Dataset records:
####################

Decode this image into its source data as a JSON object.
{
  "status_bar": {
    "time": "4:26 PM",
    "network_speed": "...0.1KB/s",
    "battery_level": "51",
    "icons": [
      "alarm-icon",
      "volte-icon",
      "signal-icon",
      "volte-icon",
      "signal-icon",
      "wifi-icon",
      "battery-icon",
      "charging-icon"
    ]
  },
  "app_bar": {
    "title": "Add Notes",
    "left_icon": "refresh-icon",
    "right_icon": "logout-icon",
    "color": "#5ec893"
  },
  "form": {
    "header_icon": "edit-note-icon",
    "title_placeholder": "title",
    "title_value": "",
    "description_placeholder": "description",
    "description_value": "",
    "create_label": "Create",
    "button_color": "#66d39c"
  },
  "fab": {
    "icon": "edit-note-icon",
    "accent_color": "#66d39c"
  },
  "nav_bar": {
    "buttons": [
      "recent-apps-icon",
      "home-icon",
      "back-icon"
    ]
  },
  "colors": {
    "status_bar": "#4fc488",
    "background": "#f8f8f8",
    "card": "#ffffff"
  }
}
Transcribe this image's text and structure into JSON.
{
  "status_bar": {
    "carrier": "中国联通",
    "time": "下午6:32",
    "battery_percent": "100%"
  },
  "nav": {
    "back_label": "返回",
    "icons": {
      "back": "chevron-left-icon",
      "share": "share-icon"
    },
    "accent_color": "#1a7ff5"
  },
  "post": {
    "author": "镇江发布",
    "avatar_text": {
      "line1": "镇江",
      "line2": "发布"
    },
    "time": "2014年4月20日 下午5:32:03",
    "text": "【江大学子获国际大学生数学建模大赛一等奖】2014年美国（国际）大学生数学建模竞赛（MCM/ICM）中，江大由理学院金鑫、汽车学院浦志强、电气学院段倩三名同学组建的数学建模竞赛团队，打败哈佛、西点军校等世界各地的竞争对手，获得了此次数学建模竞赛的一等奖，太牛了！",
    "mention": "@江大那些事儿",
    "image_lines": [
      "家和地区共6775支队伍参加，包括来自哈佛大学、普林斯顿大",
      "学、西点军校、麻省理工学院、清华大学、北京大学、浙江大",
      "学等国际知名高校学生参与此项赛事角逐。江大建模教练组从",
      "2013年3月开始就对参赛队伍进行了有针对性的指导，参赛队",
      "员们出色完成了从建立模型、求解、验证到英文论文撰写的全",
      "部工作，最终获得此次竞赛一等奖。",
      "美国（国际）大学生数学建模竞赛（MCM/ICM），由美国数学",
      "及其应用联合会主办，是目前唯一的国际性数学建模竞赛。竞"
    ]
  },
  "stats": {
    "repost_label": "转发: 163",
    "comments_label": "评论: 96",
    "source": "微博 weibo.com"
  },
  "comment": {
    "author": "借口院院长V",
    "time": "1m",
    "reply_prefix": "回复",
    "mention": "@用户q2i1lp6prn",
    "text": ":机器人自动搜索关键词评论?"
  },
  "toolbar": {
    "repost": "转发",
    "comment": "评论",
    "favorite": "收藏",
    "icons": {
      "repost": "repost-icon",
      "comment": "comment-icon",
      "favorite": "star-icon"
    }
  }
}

####################

**Short exercise:** Faithfully reproduce all of the records, character for character.

**Full solution:**
Decode this image into its source data as a JSON object.
{
  "status_bar": {
    "time": "4:26 PM",
    "network_speed": "...0.1KB/s",
    "battery_level": "51",
    "icons": [
      "alarm-icon",
      "volte-icon",
      "signal-icon",
      "volte-icon",
      "signal-icon",
      "wifi-icon",
      "battery-icon",
      "charging-icon"
    ]
  },
  "app_bar": {
    "title": "Add Notes",
    "left_icon": "refresh-icon",
    "right_icon": "logout-icon",
    "color": "#5ec893"
  },
  "form": {
    "header_icon": "edit-note-icon",
    "title_placeholder": "title",
    "title_value": "",
    "description_placeholder": "description",
    "description_value": "",
    "create_label": "Create",
    "button_color": "#66d39c"
  },
  "fab": {
    "icon": "edit-note-icon",
    "accent_color": "#66d39c"
  },
  "nav_bar": {
    "buttons": [
      "recent-apps-icon",
      "home-icon",
      "back-icon"
    ]
  },
  "colors": {
    "status_bar": "#4fc488",
    "background": "#f8f8f8",
    "card": "#ffffff"
  }
}
Transcribe this image's text and structure into JSON.
{
  "status_bar": {
    "carrier": "中国联通",
    "time": "下午6:32",
    "battery_percent": "100%"
  },
  "nav": {
    "back_label": "返回",
    "icons": {
      "back": "chevron-left-icon",
      "share": "share-icon"
    },
    "accent_color": "#1a7ff5"
  },
  "post": {
    "author": "镇江发布",
    "avatar_text": {
      "line1": "镇江",
      "line2": "发布"
    },
    "time": "2014年4月20日 下午5:32:03",
    "text": "【江大学子获国际大学生数学建模大赛一等奖】2014年美国（国际）大学生数学建模竞赛（MCM/ICM）中，江大由理学院金鑫、汽车学院浦志强、电气学院段倩三名同学组建的数学建模竞赛团队，打败哈佛、西点军校等世界各地的竞争对手，获得了此次数学建模竞赛的一等奖，太牛了！",
    "mention": "@江大那些事儿",
    "image_lines": [
      "家和地区共6775支队伍参加，包括来自哈佛大学、普林斯顿大",
      "学、西点军校、麻省理工学院、清华大学、北京大学、浙江大",
      "学等国际知名高校学生参与此项赛事角逐。江大建模教练组从",
      "2013年3月开始就对参赛队伍进行了有针对性的指导，参赛队",
      "员们出色完成了从建立模型、求解、验证到英文论文撰写的全",
      "部工作，最终获得此次竞赛一等奖。",
      "美国（国际）大学生数学建模竞赛（MCM/ICM），由美国数学",
      "及其应用联合会主办，是目前唯一的国际性数学建模竞赛。竞"
    ]
  },
  "stats": {
    "repost_label": "转发: 163",
    "comments_label": "评论: 96",
    "source": "微博 weibo.com"
  },
  "comment": {
    "author": "借口院院长V",
    "time": "1m",
    "reply_prefix": "回复",
    "mention": "@用户q2i1lp6prn",
    "text": ":机器人自动搜索关键词评论?"
  },
  "toolbar": {
    "repost": "转发",
    "comment": "评论",
    "favorite": "收藏",
    "icons": {
      "repost": "repost-icon",
      "comment": "comment-icon",
      "favorite": "star-icon"
    }
  }
}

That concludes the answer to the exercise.